# TO BE DONE:
Where a line of the material contains the string "gaya", copy that line.

# RECORDS FOR THE EXERCISE:
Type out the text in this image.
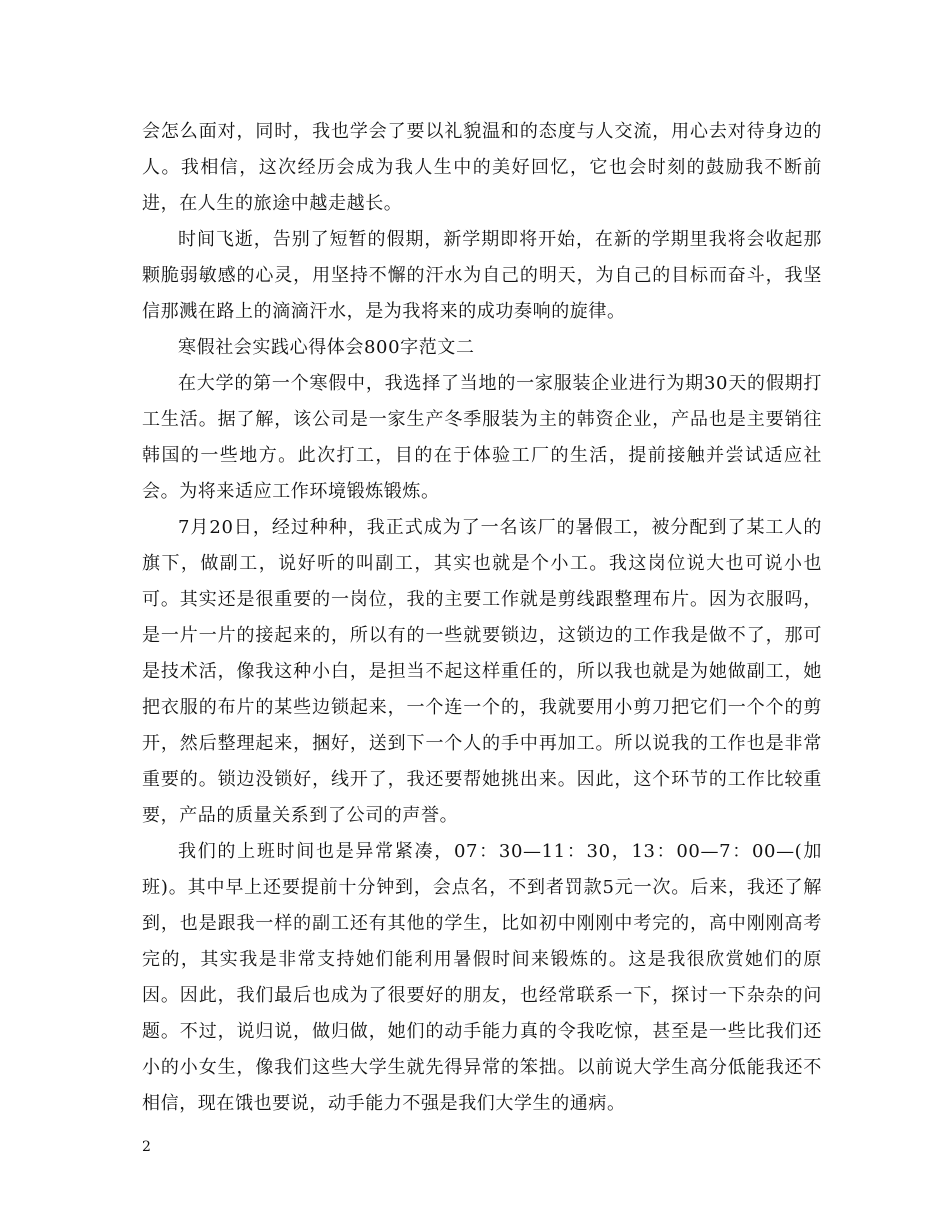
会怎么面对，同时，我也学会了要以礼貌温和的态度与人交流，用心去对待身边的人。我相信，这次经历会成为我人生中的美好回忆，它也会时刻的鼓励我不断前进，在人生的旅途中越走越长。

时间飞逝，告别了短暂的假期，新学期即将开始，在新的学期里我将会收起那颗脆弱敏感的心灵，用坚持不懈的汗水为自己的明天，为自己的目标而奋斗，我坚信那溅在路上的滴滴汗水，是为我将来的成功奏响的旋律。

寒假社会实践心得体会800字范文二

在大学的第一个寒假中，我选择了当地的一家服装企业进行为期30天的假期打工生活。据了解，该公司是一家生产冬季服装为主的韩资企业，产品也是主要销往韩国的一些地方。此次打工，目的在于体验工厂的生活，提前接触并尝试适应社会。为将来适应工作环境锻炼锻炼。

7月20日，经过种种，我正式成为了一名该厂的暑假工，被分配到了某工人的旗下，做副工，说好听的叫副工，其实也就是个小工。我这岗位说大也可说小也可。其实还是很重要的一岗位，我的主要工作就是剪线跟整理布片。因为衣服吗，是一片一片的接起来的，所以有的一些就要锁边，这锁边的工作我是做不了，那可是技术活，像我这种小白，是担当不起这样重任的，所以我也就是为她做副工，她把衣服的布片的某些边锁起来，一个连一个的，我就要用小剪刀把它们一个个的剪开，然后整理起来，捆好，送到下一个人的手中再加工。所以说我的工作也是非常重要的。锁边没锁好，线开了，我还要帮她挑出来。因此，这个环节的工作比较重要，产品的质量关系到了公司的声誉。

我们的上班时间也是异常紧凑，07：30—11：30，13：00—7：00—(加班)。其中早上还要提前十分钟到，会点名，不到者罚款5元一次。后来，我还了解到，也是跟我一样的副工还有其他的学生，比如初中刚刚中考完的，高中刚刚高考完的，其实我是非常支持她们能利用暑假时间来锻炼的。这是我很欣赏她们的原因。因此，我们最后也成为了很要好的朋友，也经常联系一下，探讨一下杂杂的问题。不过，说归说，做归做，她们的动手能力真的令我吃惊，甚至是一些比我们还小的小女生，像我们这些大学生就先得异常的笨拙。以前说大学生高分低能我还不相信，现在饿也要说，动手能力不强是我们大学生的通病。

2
==
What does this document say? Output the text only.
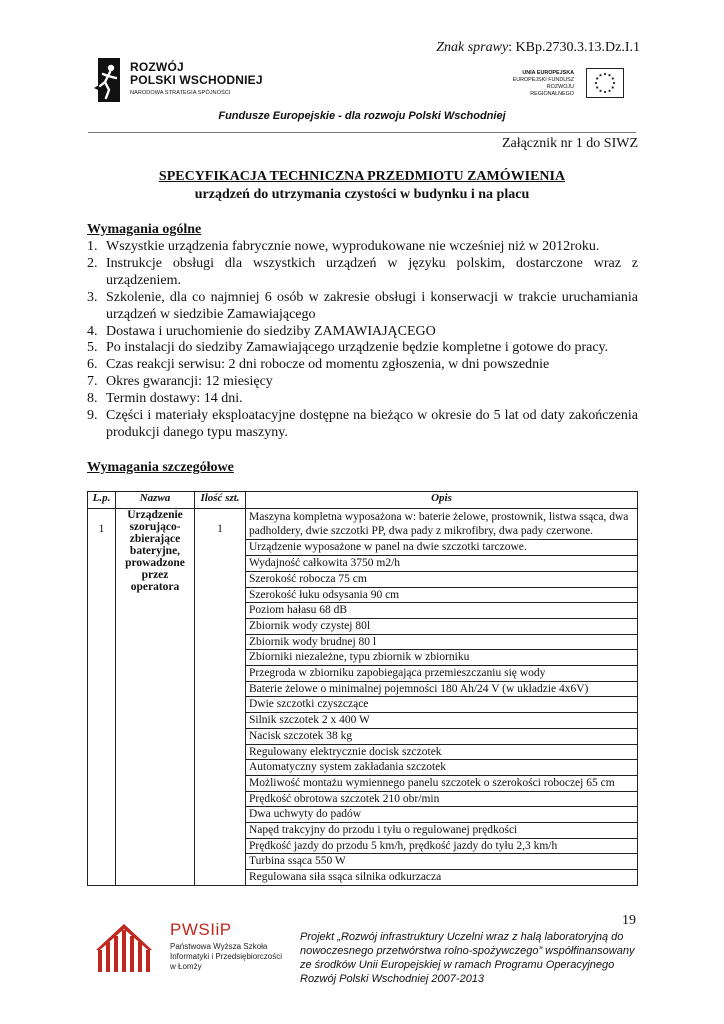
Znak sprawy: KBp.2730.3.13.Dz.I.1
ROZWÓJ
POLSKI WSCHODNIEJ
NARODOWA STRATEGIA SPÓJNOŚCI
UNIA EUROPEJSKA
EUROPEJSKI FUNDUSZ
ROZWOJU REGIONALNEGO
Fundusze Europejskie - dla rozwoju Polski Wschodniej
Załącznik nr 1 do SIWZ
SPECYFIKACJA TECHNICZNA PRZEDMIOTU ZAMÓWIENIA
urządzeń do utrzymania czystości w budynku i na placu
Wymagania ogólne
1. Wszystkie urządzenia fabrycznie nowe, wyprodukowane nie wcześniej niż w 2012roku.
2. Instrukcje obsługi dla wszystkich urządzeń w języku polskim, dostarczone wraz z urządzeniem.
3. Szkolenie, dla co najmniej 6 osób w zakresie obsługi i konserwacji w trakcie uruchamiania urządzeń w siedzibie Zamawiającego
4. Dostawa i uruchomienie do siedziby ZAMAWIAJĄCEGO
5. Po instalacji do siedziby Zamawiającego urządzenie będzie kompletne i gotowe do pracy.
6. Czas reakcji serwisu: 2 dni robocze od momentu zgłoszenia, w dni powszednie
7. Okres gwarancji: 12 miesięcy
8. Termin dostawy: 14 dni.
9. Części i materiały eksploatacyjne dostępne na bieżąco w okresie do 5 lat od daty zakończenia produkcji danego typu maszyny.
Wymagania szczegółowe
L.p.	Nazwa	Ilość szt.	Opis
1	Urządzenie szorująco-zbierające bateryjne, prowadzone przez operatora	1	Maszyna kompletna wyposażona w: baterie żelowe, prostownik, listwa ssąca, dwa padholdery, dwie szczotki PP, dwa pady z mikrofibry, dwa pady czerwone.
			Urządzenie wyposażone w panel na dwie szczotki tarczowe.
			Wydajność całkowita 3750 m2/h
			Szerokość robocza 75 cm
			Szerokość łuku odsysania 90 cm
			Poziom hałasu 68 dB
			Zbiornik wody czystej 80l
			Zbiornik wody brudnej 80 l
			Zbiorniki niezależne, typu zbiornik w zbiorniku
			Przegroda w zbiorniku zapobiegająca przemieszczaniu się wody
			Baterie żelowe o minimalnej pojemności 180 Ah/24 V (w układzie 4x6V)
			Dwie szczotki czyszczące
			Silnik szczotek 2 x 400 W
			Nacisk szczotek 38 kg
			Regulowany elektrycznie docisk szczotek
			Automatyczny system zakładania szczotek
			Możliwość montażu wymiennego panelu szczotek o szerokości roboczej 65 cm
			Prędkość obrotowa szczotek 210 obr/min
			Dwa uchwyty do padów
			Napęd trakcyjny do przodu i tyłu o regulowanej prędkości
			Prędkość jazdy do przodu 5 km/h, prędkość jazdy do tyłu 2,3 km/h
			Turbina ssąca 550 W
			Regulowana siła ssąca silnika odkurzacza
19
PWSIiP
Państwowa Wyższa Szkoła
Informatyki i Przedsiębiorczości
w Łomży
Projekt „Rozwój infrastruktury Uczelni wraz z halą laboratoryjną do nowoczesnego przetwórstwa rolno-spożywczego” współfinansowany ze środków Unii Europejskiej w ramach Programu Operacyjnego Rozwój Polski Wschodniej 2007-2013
==
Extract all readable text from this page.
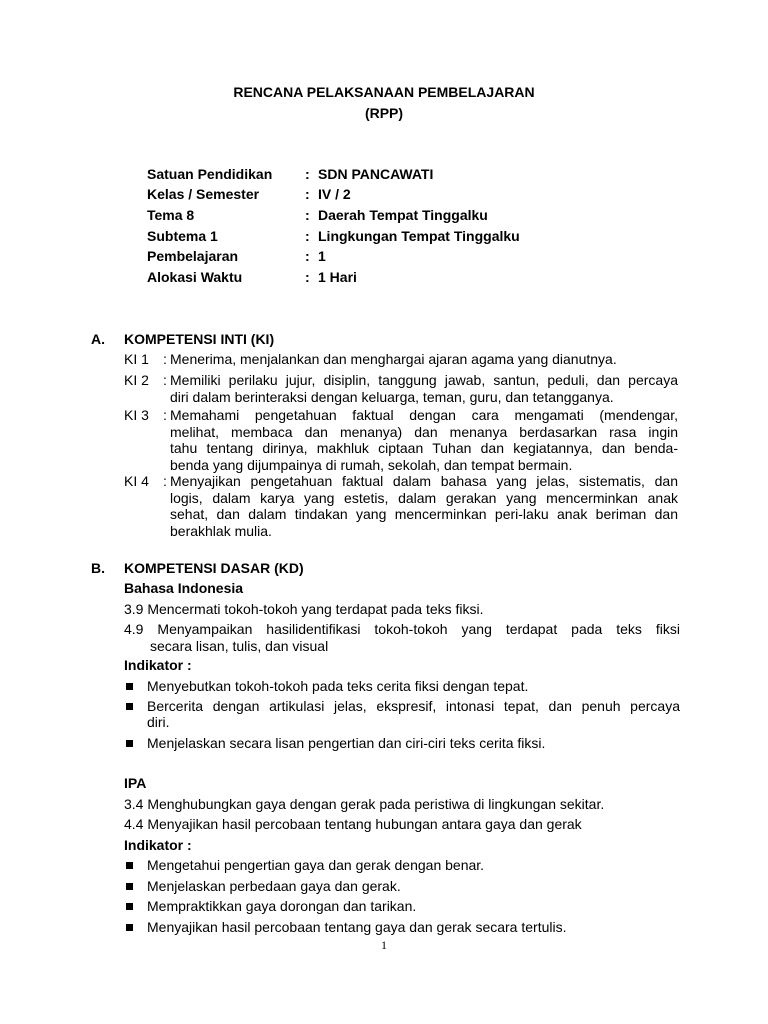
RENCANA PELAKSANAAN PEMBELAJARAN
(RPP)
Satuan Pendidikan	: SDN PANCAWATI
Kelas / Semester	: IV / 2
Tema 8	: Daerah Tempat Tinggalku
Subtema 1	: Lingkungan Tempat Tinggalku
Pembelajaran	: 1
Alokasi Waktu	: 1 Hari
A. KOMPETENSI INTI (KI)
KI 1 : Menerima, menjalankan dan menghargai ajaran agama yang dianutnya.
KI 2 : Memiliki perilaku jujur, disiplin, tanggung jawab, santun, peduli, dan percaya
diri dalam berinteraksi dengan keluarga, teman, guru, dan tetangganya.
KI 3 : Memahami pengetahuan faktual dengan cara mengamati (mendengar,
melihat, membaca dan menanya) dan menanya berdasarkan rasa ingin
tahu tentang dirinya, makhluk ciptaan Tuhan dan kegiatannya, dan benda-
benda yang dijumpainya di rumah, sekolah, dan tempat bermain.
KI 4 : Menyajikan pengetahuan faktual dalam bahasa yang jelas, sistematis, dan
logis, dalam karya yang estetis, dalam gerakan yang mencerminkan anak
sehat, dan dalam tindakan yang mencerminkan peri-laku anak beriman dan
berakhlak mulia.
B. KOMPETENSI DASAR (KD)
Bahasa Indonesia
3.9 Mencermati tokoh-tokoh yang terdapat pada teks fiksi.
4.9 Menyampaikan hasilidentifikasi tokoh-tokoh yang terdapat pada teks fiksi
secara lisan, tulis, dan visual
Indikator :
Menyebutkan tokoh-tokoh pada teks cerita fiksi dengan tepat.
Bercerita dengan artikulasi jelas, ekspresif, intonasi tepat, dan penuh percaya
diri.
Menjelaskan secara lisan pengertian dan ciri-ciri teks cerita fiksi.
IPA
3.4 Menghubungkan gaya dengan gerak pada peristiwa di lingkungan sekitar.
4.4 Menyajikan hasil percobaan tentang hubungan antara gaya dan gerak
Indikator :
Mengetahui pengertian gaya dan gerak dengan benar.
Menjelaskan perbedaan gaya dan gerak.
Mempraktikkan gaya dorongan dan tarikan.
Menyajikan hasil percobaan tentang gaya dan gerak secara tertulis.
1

# ANSWER TO THIS EXERCISE:
3.4 Menghubungkan gaya dengan gerak pada peristiwa di lingkungan sekitar.
4.4 Menyajikan hasil percobaan tentang hubungan antara gaya dan gerak
Mengetahui pengertian gaya dan gerak dengan benar.
Menjelaskan perbedaan gaya dan gerak.
Mempraktikkan gaya dorongan dan tarikan.
Menyajikan hasil percobaan tentang gaya dan gerak secara tertulis.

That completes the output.